Directive:
Bring together all lines of the material below that contain the string "color".

-- BEGIN Task input --

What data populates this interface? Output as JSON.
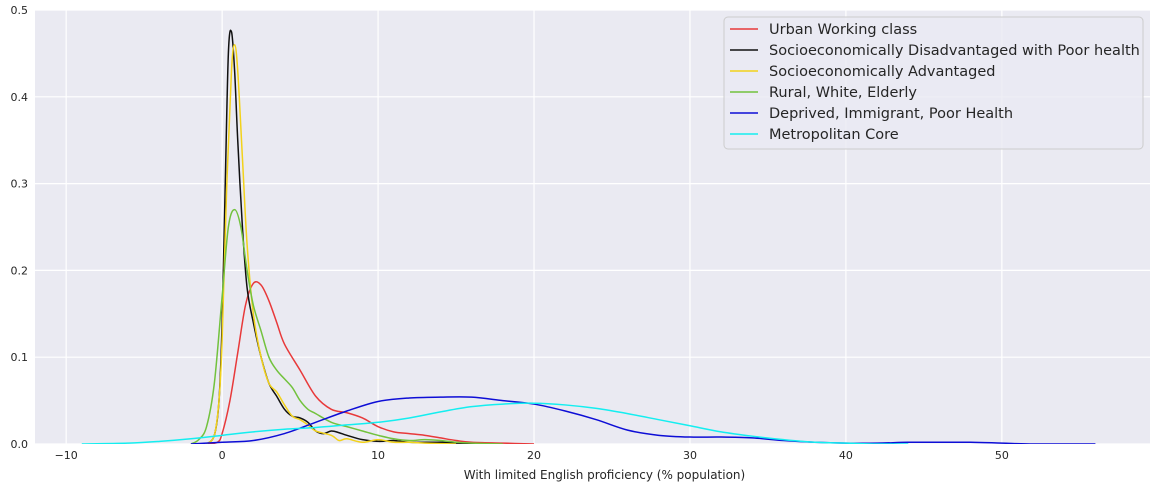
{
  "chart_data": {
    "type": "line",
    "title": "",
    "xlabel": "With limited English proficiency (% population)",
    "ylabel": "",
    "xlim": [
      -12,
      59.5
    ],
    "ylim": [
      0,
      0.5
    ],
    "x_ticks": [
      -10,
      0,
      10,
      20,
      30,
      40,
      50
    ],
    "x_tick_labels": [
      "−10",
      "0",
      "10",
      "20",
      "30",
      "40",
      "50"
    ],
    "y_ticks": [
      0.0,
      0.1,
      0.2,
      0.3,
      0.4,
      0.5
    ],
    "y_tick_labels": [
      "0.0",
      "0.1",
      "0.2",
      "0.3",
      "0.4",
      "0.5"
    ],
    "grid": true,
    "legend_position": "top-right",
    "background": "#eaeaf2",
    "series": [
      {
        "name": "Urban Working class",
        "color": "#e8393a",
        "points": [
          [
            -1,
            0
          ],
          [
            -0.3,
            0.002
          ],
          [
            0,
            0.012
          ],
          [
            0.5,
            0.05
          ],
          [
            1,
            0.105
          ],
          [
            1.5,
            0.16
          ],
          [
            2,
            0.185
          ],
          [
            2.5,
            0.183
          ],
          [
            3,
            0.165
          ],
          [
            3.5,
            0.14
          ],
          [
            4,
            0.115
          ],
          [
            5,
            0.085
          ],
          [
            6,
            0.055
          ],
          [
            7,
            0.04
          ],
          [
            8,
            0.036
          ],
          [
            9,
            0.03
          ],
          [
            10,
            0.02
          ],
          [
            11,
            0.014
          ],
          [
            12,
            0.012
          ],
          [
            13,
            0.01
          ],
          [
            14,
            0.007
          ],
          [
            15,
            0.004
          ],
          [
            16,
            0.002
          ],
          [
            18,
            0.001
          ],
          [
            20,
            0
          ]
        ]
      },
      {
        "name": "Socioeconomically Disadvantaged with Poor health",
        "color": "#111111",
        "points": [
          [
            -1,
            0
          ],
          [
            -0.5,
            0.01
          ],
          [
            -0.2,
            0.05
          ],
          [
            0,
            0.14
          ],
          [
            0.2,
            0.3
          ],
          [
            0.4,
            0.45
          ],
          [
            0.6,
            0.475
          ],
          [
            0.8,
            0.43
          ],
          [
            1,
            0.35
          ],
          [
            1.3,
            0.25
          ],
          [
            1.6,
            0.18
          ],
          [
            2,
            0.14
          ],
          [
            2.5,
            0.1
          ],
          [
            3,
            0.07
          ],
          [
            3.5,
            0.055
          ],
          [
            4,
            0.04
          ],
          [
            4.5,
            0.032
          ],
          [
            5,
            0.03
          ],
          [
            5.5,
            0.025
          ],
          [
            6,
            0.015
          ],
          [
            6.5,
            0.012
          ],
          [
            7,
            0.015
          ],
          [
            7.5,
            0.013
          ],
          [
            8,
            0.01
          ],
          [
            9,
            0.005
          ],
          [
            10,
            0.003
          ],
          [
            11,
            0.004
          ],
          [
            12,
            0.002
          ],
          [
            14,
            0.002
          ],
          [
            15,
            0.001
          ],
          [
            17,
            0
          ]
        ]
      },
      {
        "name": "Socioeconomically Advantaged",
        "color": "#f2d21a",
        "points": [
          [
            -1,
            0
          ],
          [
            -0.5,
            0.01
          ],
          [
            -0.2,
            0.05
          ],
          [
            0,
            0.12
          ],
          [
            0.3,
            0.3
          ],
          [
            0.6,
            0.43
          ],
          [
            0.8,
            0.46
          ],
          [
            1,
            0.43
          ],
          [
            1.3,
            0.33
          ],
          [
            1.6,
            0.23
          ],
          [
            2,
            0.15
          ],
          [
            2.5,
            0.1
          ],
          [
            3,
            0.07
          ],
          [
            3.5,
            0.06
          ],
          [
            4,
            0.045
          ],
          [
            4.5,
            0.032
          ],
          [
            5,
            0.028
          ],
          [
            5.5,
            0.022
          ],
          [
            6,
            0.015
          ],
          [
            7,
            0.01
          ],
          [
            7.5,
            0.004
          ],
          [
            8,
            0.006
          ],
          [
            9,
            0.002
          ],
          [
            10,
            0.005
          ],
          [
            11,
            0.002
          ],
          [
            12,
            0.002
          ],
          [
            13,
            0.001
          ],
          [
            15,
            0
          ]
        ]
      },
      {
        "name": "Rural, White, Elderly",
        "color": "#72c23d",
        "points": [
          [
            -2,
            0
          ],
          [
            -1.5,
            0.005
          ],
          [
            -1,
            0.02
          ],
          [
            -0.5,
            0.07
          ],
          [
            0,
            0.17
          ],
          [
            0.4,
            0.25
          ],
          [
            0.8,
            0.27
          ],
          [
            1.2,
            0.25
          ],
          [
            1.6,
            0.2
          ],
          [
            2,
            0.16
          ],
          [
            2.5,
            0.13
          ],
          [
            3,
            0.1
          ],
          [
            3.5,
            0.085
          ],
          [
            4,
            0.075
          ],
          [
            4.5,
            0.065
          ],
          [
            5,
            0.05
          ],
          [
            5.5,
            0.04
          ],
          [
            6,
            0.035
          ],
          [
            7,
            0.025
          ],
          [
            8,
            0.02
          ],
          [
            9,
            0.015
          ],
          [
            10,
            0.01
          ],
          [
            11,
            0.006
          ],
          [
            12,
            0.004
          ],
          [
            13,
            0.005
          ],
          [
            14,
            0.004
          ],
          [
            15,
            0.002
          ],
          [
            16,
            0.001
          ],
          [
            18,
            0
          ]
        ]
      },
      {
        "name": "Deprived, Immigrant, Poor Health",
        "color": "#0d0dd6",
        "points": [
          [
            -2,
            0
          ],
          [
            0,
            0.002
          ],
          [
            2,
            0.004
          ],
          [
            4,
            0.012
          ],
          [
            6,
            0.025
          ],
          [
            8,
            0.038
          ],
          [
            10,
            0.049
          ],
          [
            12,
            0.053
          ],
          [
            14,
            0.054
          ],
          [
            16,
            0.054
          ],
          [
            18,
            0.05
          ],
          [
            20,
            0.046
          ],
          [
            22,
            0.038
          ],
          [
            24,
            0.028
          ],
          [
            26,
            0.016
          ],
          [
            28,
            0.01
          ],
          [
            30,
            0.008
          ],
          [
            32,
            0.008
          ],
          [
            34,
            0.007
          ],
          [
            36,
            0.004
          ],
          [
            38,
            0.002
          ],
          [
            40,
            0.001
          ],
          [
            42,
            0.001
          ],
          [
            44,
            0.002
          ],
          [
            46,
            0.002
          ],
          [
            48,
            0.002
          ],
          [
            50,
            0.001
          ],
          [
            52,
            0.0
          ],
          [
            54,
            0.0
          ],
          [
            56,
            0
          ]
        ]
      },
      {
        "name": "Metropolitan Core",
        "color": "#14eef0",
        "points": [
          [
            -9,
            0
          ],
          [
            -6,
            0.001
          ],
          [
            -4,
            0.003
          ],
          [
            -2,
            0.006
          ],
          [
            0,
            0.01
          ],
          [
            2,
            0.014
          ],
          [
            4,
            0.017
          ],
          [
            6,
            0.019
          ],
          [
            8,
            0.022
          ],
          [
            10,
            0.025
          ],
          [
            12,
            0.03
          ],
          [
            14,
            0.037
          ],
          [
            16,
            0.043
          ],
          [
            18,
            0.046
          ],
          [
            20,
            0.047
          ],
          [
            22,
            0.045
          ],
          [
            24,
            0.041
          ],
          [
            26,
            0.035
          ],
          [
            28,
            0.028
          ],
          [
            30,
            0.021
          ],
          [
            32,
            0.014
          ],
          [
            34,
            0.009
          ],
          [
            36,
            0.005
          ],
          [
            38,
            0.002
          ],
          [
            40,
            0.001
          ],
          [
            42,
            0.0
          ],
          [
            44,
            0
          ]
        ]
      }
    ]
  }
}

-- END Task input --

Task answer:
        "color": "#e8393a",
        "color": "#111111",
        "color": "#f2d21a",
        "color": "#72c23d",
        "color": "#0d0dd6",
        "color": "#14eef0",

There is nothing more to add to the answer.